+++ PAGE
And she said the behavior was atypical for her and she rejected the notion that she was a sexual predator.

"It's not like I chase little boys or like younger men or anything like that. It was him -- in general. I loved him, or thought I loved him or thought I needed him, and he was that drug to me. And it spiraled my life so far out of control I couldn't find my way out anymore."

But it's hard to keep a secret in a small town.

The situation came to a head when her principal asked for her laptop. According to court records, the computer contained love letters between teacher and student.

School officials confronted Peterson, and placed her on paid administrative leave. The news sent her into a panic.

"I got into my car and I think I was in so much shock, so much disbelief that I couldn't seriously believe this was happening," she said.

A Run for the Border

"How am I going to get out of this? What am I gonna do?" She said it was Rodriguez' idea to flee to Mexico, where he had relatives.

"And then he says to me, we'll be back by Christmas. I promise we'll be back by Christmas. We'll leave and it will just all go away. And that is what I honestly thought would happen," she said. They left Lexington in her car, heading west.

"I thought if we just get out of here, his parents don't care, they're not going to go to the police. You know, school is already going to fire me, so I'll leave and they'll refill my position. And it will just go away."
++++++
SHORT EXERCISE:
Reproduce the passage of the news account from "The situation came" up to and including "he had relatives.", word for word.
+++ EXTRACTED DATA
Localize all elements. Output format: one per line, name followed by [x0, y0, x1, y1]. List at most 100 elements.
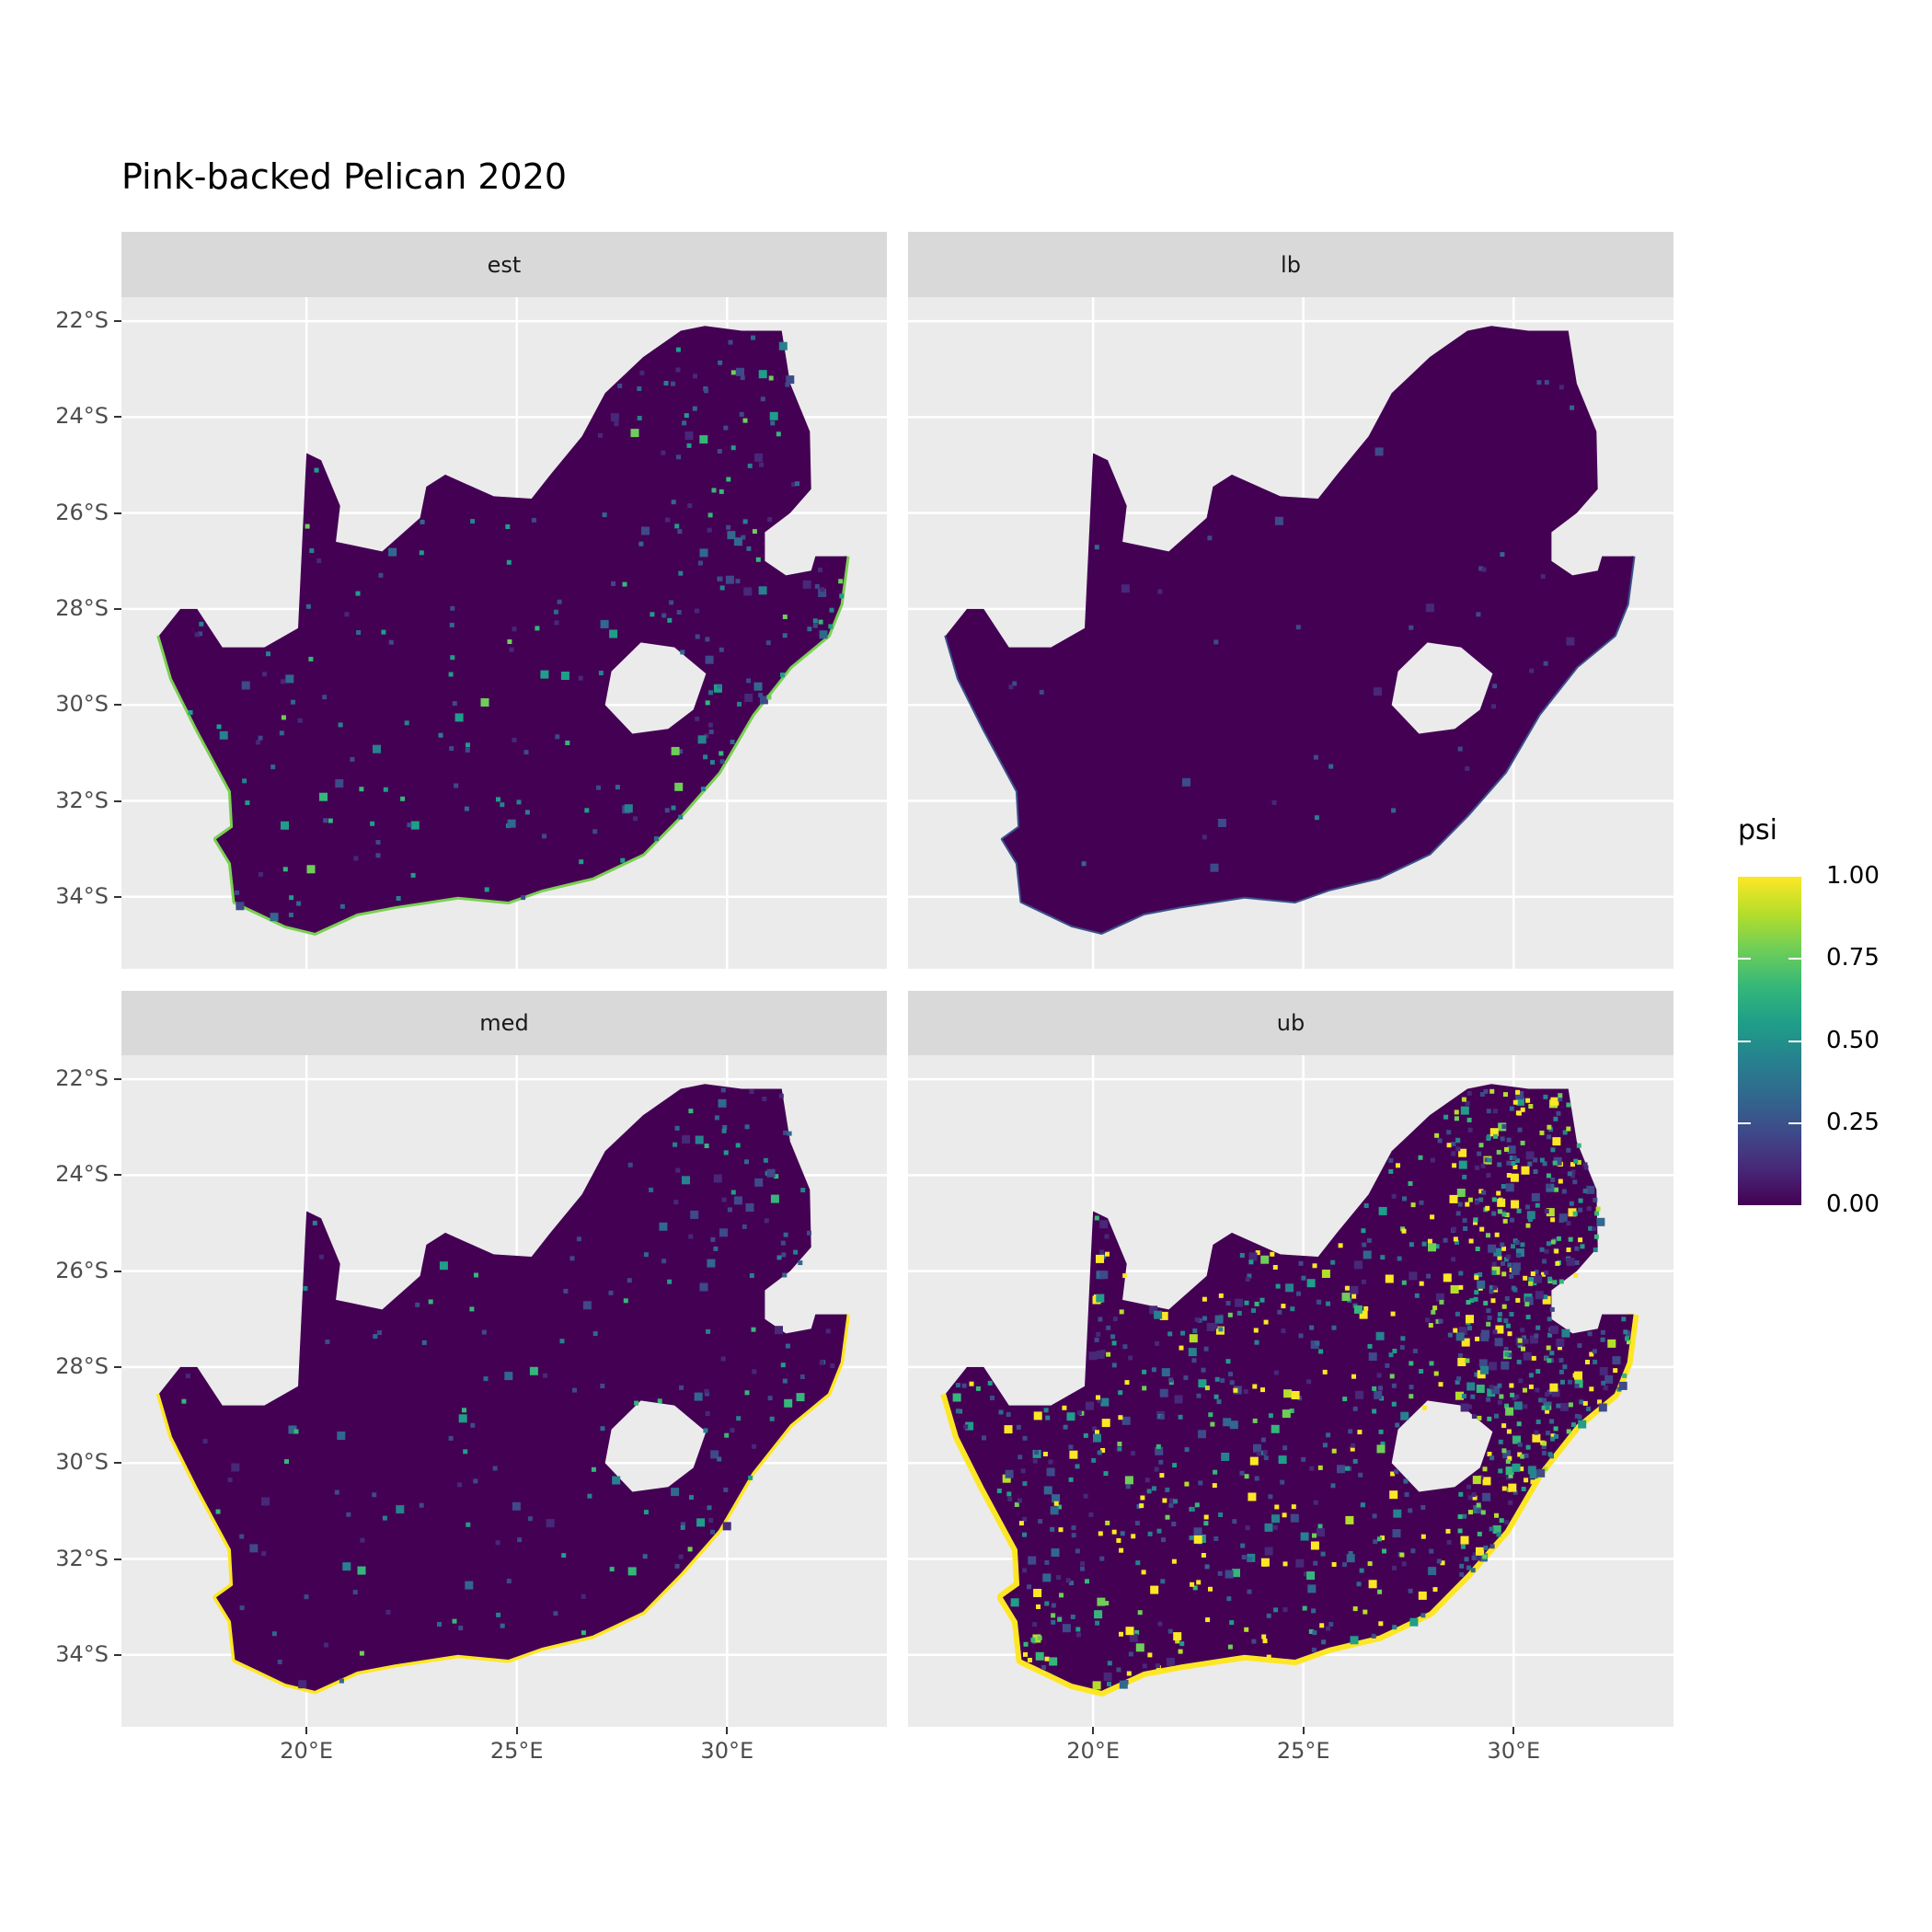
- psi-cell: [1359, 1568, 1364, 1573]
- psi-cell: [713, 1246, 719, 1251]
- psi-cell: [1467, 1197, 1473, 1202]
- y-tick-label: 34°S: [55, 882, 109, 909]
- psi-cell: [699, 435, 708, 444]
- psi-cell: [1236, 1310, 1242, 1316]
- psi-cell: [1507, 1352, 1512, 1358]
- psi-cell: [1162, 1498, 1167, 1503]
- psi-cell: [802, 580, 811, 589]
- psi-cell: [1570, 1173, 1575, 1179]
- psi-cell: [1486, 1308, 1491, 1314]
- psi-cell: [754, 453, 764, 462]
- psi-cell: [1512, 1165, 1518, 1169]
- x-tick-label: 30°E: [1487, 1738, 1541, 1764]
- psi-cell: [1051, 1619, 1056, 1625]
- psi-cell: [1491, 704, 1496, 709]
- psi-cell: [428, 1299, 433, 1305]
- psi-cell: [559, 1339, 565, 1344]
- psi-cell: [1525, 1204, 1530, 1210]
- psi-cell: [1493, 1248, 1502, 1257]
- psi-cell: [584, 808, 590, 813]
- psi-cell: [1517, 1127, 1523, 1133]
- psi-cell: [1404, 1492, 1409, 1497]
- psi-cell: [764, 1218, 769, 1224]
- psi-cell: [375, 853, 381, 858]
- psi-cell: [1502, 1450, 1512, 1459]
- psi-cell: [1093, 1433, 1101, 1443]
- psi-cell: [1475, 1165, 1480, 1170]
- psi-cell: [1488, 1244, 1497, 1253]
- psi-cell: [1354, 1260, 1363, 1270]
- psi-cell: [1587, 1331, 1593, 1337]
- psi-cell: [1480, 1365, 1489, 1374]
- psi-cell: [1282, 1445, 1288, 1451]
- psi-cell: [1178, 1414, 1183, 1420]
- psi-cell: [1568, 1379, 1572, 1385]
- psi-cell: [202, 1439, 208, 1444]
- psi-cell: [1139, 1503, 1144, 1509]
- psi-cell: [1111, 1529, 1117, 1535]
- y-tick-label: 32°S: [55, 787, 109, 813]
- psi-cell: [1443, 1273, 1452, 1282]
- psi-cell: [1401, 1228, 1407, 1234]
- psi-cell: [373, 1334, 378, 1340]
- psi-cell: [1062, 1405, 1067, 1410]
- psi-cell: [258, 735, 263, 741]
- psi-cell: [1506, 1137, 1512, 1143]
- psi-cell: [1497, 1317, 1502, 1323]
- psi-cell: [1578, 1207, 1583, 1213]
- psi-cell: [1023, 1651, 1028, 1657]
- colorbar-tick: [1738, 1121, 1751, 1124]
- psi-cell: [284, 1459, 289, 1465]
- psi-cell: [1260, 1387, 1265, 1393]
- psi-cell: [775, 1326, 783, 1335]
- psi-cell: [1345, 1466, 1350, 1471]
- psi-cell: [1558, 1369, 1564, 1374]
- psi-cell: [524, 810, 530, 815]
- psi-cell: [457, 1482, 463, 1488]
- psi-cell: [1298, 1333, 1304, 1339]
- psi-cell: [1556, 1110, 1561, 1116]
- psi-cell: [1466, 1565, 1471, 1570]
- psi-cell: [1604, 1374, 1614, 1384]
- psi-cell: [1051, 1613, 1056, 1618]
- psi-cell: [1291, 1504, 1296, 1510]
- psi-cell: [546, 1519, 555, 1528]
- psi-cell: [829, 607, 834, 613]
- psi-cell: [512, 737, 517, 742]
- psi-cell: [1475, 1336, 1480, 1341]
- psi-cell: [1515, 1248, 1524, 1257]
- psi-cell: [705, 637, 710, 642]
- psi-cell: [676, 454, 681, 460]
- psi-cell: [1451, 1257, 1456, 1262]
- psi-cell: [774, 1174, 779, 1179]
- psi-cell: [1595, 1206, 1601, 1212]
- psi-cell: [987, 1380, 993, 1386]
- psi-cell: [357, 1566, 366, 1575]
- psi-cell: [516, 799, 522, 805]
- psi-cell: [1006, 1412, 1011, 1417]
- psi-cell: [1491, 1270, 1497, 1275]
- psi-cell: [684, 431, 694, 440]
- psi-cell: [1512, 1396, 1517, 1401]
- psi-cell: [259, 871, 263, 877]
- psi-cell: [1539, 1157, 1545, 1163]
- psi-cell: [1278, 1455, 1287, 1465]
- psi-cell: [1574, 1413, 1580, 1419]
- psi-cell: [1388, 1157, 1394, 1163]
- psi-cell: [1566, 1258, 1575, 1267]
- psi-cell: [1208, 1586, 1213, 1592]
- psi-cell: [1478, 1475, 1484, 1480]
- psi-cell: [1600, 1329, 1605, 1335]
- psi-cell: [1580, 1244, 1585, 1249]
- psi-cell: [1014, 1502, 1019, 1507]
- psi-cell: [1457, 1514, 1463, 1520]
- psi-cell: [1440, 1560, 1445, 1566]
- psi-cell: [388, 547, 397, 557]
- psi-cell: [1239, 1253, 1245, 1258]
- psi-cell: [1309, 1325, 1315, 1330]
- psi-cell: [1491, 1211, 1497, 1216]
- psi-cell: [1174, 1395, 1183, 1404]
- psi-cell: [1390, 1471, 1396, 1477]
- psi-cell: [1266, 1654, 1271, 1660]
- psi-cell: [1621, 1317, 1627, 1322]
++++++
ANSWER BELOW:
The situation came to a head when her principal asked for her laptop. According to court records, the computer contained love letters between teacher and student.

School officials confronted Peterson, and placed her on paid administrative leave. The news sent her into a panic.

"I got into my car and I think I was in so much shock, so much disbelief that I couldn't seriously believe this was happening," she said.

A Run for the Border

"How am I going to get out of this? What am I gonna do?" She said it was Rodriguez' idea to flee to Mexico, where he had relatives.